- [Exercise] Pull out every line with the word "Temperature".

- [Data lines]
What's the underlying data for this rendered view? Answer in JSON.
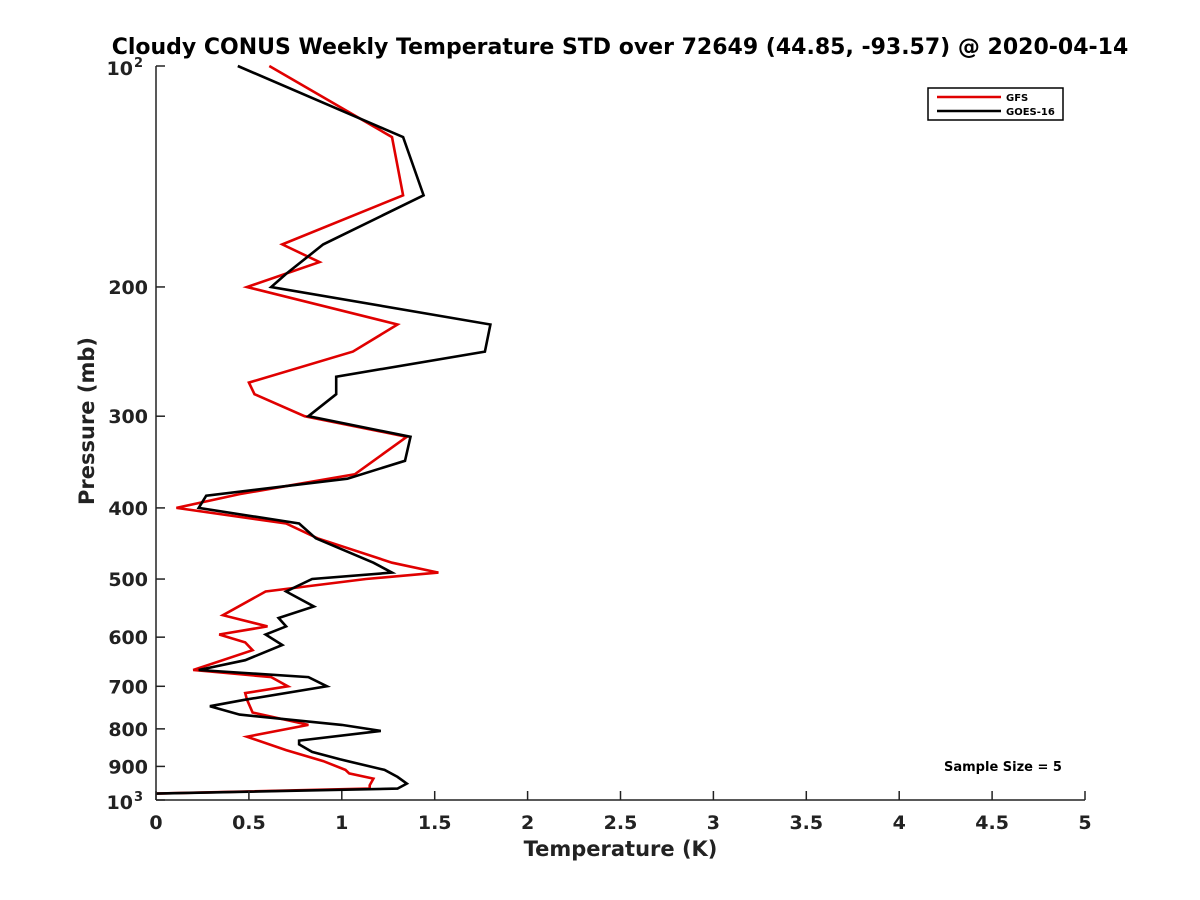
{
  "chart_data": {
    "type": "line",
    "title": "Cloudy CONUS Weekly Temperature STD over 72649 (44.85, -93.57) @ 2020-04-14",
    "xlabel": "Temperature (K)",
    "ylabel": "Pressure (mb)",
    "xlim": [
      0,
      5
    ],
    "ylim": [
      100,
      1000
    ],
    "y_scale": "log",
    "y_reversed": true,
    "grid": false,
    "legend_position": "top-right",
    "x_ticks": [
      "0",
      "0.5",
      "1",
      "1.5",
      "2",
      "2.5",
      "3",
      "3.5",
      "4",
      "4.5",
      "5"
    ],
    "x_tick_values": [
      0,
      0.5,
      1,
      1.5,
      2,
      2.5,
      3,
      3.5,
      4,
      4.5,
      5
    ],
    "y_tick_values": [
      200,
      300,
      400,
      500,
      600,
      700,
      800,
      900
    ],
    "y_ticks": [
      "200",
      "300",
      "400",
      "500",
      "600",
      "700",
      "800",
      "900"
    ],
    "y_end_ticks": [
      {
        "value": 100,
        "base": "10",
        "exp": "2"
      },
      {
        "value": 1000,
        "base": "10",
        "exp": "3"
      }
    ],
    "annotation": "Sample Size = 5",
    "series": [
      {
        "name": "GFS",
        "color": "#e00000",
        "points": [
          [
            0.61,
            100
          ],
          [
            1.27,
            125
          ],
          [
            1.33,
            150
          ],
          [
            0.68,
            175
          ],
          [
            0.88,
            185
          ],
          [
            0.49,
            200
          ],
          [
            1.3,
            225
          ],
          [
            1.06,
            245
          ],
          [
            0.5,
            270
          ],
          [
            0.53,
            280
          ],
          [
            0.8,
            300
          ],
          [
            1.35,
            320
          ],
          [
            1.07,
            360
          ],
          [
            0.45,
            383
          ],
          [
            0.11,
            400
          ],
          [
            0.7,
            420
          ],
          [
            0.87,
            440
          ],
          [
            1.27,
            475
          ],
          [
            1.52,
            490
          ],
          [
            1.13,
            500
          ],
          [
            0.59,
            520
          ],
          [
            0.36,
            560
          ],
          [
            0.6,
            580
          ],
          [
            0.34,
            595
          ],
          [
            0.48,
            610
          ],
          [
            0.52,
            625
          ],
          [
            0.2,
            665
          ],
          [
            0.62,
            680
          ],
          [
            0.71,
            700
          ],
          [
            0.48,
            715
          ],
          [
            0.49,
            730
          ],
          [
            0.52,
            760
          ],
          [
            0.82,
            790
          ],
          [
            0.49,
            820
          ],
          [
            0.7,
            855
          ],
          [
            0.9,
            885
          ],
          [
            1.02,
            910
          ],
          [
            1.04,
            920
          ],
          [
            1.17,
            935
          ],
          [
            1.15,
            955
          ],
          [
            1.15,
            965
          ],
          [
            0.0,
            980
          ]
        ]
      },
      {
        "name": "GOES-16",
        "color": "#000000",
        "points": [
          [
            0.44,
            100
          ],
          [
            1.33,
            125
          ],
          [
            1.44,
            150
          ],
          [
            0.9,
            175
          ],
          [
            0.7,
            192
          ],
          [
            0.62,
            200
          ],
          [
            1.8,
            225
          ],
          [
            1.77,
            245
          ],
          [
            0.97,
            265
          ],
          [
            0.97,
            280
          ],
          [
            0.82,
            300
          ],
          [
            1.37,
            320
          ],
          [
            1.34,
            345
          ],
          [
            1.03,
            365
          ],
          [
            0.27,
            385
          ],
          [
            0.23,
            400
          ],
          [
            0.77,
            420
          ],
          [
            0.86,
            440
          ],
          [
            1.17,
            475
          ],
          [
            1.27,
            490
          ],
          [
            0.84,
            500
          ],
          [
            0.7,
            520
          ],
          [
            0.85,
            545
          ],
          [
            0.66,
            565
          ],
          [
            0.7,
            580
          ],
          [
            0.59,
            595
          ],
          [
            0.68,
            615
          ],
          [
            0.48,
            645
          ],
          [
            0.23,
            665
          ],
          [
            0.82,
            680
          ],
          [
            0.92,
            700
          ],
          [
            0.48,
            730
          ],
          [
            0.29,
            745
          ],
          [
            0.45,
            765
          ],
          [
            1.0,
            790
          ],
          [
            1.21,
            805
          ],
          [
            0.77,
            830
          ],
          [
            0.77,
            840
          ],
          [
            0.84,
            860
          ],
          [
            0.99,
            880
          ],
          [
            1.15,
            900
          ],
          [
            1.23,
            910
          ],
          [
            1.3,
            930
          ],
          [
            1.35,
            950
          ],
          [
            1.3,
            965
          ],
          [
            0.0,
            980
          ]
        ]
      }
    ]
  }
}
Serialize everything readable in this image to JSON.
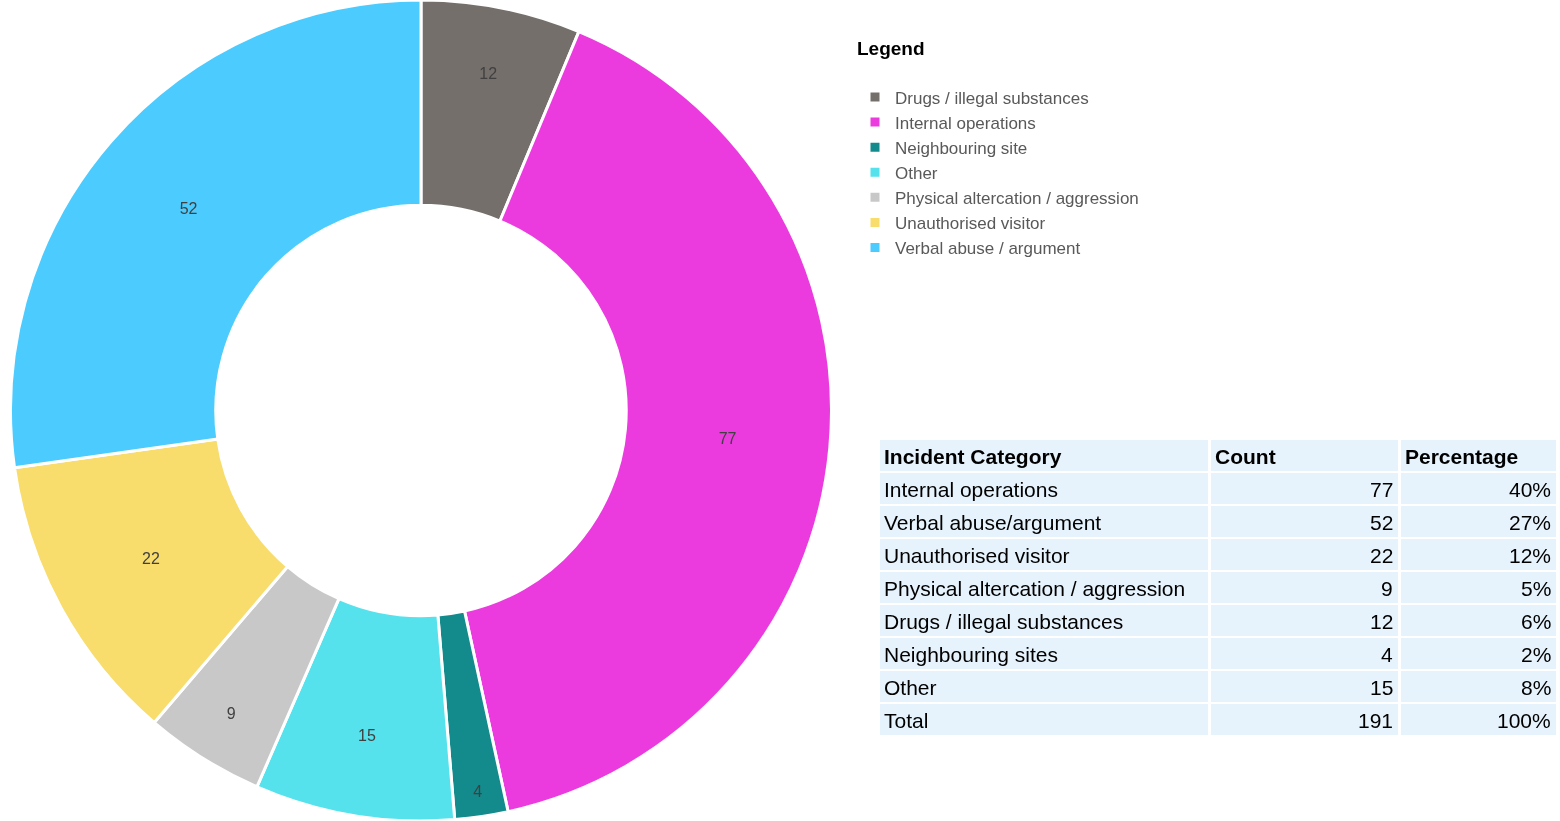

- [Exercise solution]
    "title": "Cloudy CONUS Weekly Temperature STD over 72649 (44.85, -93.57) @ 2020-04-14",
    "xlabel": "Temperature (K)",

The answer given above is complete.